Work to complete >> State only the count of lines in the listing below that hold "ways".

Material for this task >>
[Start]

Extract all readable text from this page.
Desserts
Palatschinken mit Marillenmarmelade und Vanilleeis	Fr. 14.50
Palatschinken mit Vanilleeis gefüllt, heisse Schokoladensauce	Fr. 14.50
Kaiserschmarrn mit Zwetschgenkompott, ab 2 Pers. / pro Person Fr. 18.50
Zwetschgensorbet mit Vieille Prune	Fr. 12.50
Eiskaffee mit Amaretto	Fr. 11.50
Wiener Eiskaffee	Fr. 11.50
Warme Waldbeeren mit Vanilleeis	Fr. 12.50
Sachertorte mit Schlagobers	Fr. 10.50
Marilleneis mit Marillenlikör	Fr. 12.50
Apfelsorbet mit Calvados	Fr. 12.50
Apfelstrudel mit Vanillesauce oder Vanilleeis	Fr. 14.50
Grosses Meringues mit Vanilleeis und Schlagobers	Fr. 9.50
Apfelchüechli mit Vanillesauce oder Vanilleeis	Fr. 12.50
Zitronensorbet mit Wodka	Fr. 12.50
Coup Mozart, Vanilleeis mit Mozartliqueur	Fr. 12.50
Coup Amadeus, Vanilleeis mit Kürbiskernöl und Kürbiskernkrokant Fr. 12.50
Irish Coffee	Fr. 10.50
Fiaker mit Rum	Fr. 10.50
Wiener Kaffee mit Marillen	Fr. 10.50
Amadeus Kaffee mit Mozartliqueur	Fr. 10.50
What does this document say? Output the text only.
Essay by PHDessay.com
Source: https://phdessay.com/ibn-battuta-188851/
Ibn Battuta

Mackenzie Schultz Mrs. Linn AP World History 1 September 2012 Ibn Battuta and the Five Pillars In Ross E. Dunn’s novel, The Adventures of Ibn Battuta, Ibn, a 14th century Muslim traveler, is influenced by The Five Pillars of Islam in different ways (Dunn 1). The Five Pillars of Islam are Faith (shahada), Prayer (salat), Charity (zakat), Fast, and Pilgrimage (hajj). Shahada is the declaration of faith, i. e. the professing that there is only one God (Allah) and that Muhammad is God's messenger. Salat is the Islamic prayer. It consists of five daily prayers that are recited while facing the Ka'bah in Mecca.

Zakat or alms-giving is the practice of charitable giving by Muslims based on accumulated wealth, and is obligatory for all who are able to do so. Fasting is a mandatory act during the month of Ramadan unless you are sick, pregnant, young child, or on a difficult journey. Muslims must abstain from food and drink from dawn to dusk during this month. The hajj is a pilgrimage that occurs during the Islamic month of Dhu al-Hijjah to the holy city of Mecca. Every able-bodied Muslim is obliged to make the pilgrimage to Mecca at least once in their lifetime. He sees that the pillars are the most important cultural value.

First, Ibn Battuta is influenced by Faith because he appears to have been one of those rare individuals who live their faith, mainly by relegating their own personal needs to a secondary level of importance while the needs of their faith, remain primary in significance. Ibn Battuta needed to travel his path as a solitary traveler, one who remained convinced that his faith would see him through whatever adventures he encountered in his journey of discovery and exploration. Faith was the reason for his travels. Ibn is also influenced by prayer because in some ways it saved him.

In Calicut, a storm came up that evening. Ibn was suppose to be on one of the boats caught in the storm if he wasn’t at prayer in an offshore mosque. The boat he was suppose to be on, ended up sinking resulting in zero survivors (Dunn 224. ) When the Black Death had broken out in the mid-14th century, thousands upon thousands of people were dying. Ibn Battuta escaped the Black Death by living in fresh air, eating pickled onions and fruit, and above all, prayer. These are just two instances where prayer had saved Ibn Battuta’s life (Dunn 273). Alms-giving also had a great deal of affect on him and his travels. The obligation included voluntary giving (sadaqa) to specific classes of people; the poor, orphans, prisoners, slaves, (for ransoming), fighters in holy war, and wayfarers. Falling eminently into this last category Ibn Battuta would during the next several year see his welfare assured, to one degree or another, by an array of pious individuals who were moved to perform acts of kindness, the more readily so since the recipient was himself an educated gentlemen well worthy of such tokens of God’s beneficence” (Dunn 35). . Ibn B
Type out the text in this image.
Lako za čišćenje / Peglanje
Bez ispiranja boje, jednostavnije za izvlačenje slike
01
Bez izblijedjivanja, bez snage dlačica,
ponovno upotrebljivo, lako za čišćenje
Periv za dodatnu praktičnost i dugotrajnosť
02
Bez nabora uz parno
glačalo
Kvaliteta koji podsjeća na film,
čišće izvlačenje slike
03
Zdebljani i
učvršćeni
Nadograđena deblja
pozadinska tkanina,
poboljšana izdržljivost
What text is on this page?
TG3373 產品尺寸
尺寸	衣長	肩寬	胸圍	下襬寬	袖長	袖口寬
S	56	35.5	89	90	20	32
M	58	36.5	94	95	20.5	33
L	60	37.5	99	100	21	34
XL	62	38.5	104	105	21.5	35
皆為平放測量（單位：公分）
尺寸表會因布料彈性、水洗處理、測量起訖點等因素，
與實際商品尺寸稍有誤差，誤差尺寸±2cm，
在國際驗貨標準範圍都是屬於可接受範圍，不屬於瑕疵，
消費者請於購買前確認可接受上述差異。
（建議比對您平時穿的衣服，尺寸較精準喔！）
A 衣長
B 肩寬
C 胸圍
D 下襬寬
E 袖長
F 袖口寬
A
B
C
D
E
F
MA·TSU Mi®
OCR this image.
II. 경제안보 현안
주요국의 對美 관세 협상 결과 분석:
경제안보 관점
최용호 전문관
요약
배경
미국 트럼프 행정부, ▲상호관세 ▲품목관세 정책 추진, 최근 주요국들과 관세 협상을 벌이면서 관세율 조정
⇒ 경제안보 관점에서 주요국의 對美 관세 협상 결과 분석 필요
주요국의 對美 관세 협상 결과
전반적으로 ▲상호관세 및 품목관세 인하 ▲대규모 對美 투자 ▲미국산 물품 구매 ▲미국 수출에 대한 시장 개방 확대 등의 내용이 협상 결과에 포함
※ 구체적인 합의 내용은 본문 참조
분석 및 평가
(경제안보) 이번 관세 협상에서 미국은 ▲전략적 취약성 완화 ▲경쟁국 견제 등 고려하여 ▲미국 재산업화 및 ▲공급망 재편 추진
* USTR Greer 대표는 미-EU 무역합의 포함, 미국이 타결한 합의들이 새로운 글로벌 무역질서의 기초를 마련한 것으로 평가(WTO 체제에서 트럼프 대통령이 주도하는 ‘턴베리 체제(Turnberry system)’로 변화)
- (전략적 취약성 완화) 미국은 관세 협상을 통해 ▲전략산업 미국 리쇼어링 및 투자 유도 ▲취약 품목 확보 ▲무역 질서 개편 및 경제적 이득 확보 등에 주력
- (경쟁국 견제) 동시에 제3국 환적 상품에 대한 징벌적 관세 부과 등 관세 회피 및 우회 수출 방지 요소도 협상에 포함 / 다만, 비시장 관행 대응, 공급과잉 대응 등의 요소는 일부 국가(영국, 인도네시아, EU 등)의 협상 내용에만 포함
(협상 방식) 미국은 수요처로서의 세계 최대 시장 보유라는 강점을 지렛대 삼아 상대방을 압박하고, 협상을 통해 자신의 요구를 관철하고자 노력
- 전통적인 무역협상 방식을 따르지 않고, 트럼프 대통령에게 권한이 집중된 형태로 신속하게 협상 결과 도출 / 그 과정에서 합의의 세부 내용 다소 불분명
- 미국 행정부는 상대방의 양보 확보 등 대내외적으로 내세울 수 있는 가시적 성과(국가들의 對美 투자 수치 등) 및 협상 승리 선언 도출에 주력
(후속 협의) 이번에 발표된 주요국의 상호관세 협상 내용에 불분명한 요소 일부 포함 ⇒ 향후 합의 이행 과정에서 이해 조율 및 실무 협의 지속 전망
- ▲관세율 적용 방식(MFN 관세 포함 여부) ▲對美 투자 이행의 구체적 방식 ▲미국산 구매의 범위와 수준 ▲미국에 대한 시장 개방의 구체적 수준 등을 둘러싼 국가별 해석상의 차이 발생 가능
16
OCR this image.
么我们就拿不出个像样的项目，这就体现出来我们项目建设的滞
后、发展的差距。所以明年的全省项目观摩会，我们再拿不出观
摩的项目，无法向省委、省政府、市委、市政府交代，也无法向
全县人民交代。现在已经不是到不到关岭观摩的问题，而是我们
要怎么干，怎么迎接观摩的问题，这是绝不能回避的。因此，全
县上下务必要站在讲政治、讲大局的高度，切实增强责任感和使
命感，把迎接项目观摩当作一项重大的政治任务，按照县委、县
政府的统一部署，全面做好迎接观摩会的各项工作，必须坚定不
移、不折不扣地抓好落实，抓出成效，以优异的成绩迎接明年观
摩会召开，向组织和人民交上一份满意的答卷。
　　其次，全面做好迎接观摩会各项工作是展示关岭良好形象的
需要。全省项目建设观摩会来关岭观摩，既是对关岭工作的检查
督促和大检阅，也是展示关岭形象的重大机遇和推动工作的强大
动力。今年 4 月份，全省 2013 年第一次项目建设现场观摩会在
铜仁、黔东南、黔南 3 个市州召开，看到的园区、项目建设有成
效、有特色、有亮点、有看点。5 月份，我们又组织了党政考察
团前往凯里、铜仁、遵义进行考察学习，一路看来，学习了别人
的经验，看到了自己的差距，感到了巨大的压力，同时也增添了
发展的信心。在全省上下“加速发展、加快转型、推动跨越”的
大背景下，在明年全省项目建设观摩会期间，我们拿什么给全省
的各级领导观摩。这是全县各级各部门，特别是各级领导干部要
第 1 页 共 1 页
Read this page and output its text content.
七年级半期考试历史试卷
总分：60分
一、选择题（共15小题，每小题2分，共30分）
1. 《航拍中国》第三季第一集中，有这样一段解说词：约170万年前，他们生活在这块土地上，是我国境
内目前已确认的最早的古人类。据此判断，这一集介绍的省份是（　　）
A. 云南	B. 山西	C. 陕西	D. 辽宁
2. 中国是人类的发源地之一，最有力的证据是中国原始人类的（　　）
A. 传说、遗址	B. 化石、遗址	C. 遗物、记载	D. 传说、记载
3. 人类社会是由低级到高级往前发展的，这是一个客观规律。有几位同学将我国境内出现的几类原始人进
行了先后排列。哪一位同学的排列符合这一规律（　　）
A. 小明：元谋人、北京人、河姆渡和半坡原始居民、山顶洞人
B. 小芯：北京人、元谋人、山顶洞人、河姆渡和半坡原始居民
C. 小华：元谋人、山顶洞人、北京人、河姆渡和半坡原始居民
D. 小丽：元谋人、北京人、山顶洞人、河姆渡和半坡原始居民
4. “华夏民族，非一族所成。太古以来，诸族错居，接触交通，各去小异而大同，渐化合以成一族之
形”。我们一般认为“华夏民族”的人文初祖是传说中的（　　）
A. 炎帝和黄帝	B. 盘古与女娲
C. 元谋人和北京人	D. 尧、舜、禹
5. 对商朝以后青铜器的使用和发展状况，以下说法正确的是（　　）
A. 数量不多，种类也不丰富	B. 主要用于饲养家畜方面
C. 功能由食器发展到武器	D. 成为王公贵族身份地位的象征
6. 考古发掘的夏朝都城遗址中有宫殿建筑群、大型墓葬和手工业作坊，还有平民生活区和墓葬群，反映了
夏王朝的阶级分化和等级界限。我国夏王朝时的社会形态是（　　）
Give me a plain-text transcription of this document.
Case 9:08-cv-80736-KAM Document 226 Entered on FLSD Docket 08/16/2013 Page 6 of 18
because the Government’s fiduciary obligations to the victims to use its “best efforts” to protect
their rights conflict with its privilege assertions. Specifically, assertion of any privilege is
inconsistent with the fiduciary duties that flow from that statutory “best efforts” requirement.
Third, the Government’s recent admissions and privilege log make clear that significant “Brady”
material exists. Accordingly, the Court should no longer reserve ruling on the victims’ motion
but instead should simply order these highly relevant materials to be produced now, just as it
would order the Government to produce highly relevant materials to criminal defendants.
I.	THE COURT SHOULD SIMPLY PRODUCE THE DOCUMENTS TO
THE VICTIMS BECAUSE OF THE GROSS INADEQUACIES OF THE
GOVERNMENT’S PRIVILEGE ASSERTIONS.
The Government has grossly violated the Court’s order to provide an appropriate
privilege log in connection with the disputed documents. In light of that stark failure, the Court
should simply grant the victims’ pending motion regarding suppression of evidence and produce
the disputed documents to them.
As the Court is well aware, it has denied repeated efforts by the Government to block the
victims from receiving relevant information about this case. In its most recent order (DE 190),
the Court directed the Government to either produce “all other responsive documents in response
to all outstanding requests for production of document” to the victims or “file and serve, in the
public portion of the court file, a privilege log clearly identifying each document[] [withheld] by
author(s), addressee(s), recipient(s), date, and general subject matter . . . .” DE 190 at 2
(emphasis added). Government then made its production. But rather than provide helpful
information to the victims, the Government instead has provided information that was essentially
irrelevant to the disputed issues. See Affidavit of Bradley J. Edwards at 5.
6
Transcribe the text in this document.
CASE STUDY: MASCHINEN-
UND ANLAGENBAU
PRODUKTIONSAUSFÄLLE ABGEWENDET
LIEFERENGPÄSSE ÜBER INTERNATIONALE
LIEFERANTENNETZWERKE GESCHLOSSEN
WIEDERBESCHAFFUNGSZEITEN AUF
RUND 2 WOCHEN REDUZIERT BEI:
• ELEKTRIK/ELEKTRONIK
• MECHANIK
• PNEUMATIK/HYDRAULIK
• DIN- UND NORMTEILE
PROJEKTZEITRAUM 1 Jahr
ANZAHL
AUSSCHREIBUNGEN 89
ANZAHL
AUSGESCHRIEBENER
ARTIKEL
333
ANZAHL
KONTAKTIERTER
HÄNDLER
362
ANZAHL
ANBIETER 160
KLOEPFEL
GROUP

[End]

Solution for this problem >> 2